- PROBLEM DETAILS -
Repeat the material verbatim and drop the pictures.

- SUPPLIED MATERIAL -
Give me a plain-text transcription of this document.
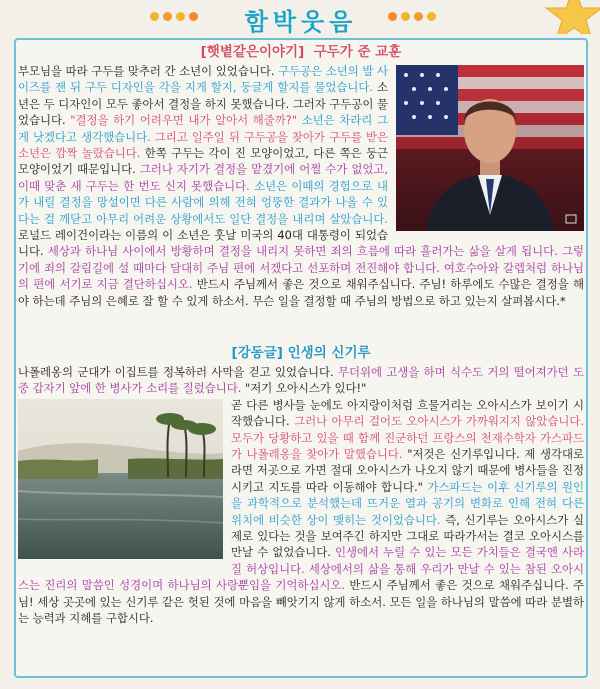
함박웃음
[햇볕같은이야기] 구두가 준 교훈

부모님을 따라 구두를 맞추러 간 소년이 있었습니다. 구두공은 소년의 발 사이즈를 잰 뒤 구두 디자인을 각을 지게 할지, 둥글게 할지를 물었습니다. 소년은 두 디자인이 모두 좋아서 결정을 하지 못했습니다. 그러자 구두공이 물었습니다. "결정을 하기 어려우면 내가 알아서 해줄까?" 소년은 차라리 그게 낫겠다고 생각했습니다. 그리고 일주일 뒤 구두공을 찾아가 구두를 받은 소년은 깜짝 놀랐습니다. 한쪽 구두는 각이 진 모양이었고, 다른 쪽은 둥근 모양이었기 때문입니다. 그러나 자기가 결정을 맡겼기에 어쩔 수가 없었고, 이때 맞춘 새 구두는 한 번도 신지 못했습니다. 소년은 이때의 경험으로 내가 내릴 결정을 망설이면 다른 사람에 의해 전혀 엉뚱한 결과가 나올 수 있다는 걸 깨닫고 아무리 어려운 상황에서도 일단 결정을 내리며 살았습니다. 로널드 레이건이라는 이름의 이 소년은 훗날 미국의 40대 대통령이 되었습니다. 세상과 하나님 사이에서 방황하며 결정을 내리지 못하면 죄의 흐름에 따라 흘러가는 삶을 살게 됩니다. 그렇기에 죄의 갈림길에 설 때마다 담대히 주님 편에 서겠다고 선포하며 전진해야 합니다. 여호수아와 갈렙처럼 하나님의 편에 서기로 지금 결단하십시오. 반드시 주님께서 좋은 것으로 채워주십니다. 주님! 하루에도 수많은 결정을 해야 하는데 주님의 은혜로 잘 할 수 있게 하소서. 무슨 일을 결정할 때 주님의 방법으로 하고 있는지 살펴봅시다.*

[강동글] 인생의 신기루

나폴레옹의 군대가 이집트를 정복하러 사막을 걷고 있었습니다. 무더위에 고생을 하며 식수도 거의 떨어져가던 도중 갑자기 앞에 한 병사가 소리를 질렀습니다. "저기 오아시스가 있다!"

곧 다른 병사들 눈에도 아지랑이처럼 흐물거리는 오아시스가 보이기 시작했습니다. 그러나 아무리 걸어도 오아시스가 가까워지지 않았습니다. 모두가 당황하고 있을 때 함께 진군하던 프랑스의 천재수학자 가스파드가 나폴레옹을 찾아가 말했습니다. "저것은 신기루입니다. 제 생각대로라면 저곳으로 가면 절대 오아시스가 나오지 않기 때문에 병사들을 진정시키고 지도를 따라 이동해야 합니다." 가스파드는 이후 신기루의 원인을 과학적으로 분석했는데 뜨거운 열과 공기의 변화로 인해 전혀 다른 위치에 비슷한 상이 맺히는 것이었습니다. 즉, 신기루는 오아시스가 실제로 있다는 것을 보여주긴 하지만 그대로 따라가서는 결코 오아시스를 만날 수 없었습니다. 인생에서 누릴 수 있는 모든 가치들은 결국엔 사라질 허상입니다. 세상에서의 삶을 통해 우리가 만날 수 있는 참된 오아시스는 진리의 말씀인 성경이며 하나님의 사랑뿐임을 기억하십시오. 반드시 주님께서 좋은 것으로 채워주십니다. 주님! 세상 곳곳에 있는 신기루 같은 헛된 것에 마음을 빼앗기지 않게 하소서. 모든 일을 하나님의 말씀에 따라 분별하는 능력과 지혜를 구합시다.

- FINAL RESULT -
Give me a plain-text transcription of this document.
함박웃음
[햇볕같은이야기] 구두가 준 교훈

부모님을 따라 구두를 맞추러 간 소년이 있었습니다. 구두공은 소년의 발 사이즈를 잰 뒤 구두 디자인을 각을 지게 할지, 둥글게 할지를 물었습니다. 소년은 두 디자인이 모두 좋아서 결정을 하지 못했습니다. 그러자 구두공이 물었습니다. "결정을 하기 어려우면 내가 알아서 해줄까?" 소년은 차라리 그게 낫겠다고 생각했습니다. 그리고 일주일 뒤 구두공을 찾아가 구두를 받은 소년은 깜짝 놀랐습니다. 한쪽 구두는 각이 진 모양이었고, 다른 쪽은 둥근 모양이었기 때문입니다. 그러나 자기가 결정을 맡겼기에 어쩔 수가 없었고, 이때 맞춘 새 구두는 한 번도 신지 못했습니다. 소년은 이때의 경험으로 내가 내릴 결정을 망설이면 다른 사람에 의해 전혀 엉뚱한 결과가 나올 수 있다는 걸 깨닫고 아무리 어려운 상황에서도 일단 결정을 내리며 살았습니다. 로널드 레이건이라는 이름의 이 소년은 훗날 미국의 40대 대통령이 되었습니다. 세상과 하나님 사이에서 방황하며 결정을 내리지 못하면 죄의 흐름에 따라 흘러가는 삶을 살게 됩니다. 그렇기에 죄의 갈림길에 설 때마다 담대히 주님 편에 서겠다고 선포하며 전진해야 합니다. 여호수아와 갈렙처럼 하나님의 편에 서기로 지금 결단하십시오. 반드시 주님께서 좋은 것으로 채워주십니다. 주님! 하루에도 수많은 결정을 해야 하는데 주님의 은혜로 잘 할 수 있게 하소서. 무슨 일을 결정할 때 주님의 방법으로 하고 있는지 살펴봅시다.*

[강동글] 인생의 신기루

나폴레옹의 군대가 이집트를 정복하러 사막을 걷고 있었습니다. 무더위에 고생을 하며 식수도 거의 떨어져가던 도중 갑자기 앞에 한 병사가 소리를 질렀습니다. "저기 오아시스가 있다!"

곧 다른 병사들 눈에도 아지랑이처럼 흐물거리는 오아시스가 보이기 시작했습니다. 그러나 아무리 걸어도 오아시스가 가까워지지 않았습니다. 모두가 당황하고 있을 때 함께 진군하던 프랑스의 천재수학자 가스파드가 나폴레옹을 찾아가 말했습니다. "저것은 신기루입니다. 제 생각대로라면 저곳으로 가면 절대 오아시스가 나오지 않기 때문에 병사들을 진정시키고 지도를 따라 이동해야 합니다." 가스파드는 이후 신기루의 원인을 과학적으로 분석했는데 뜨거운 열과 공기의 변화로 인해 전혀 다른 위치에 비슷한 상이 맺히는 것이었습니다. 즉, 신기루는 오아시스가 실제로 있다는 것을 보여주긴 하지만 그대로 따라가서는 결코 오아시스를 만날 수 없었습니다. 인생에서 누릴 수 있는 모든 가치들은 결국엔 사라질 허상입니다. 세상에서의 삶을 통해 우리가 만날 수 있는 참된 오아시스는 진리의 말씀인 성경이며 하나님의 사랑뿐임을 기억하십시오. 반드시 주님께서 좋은 것으로 채워주십니다. 주님! 세상 곳곳에 있는 신기루 같은 헛된 것에 마음을 빼앗기지 않게 하소서. 모든 일을 하나님의 말씀에 따라 분별하는 능력과 지혜를 구합시다.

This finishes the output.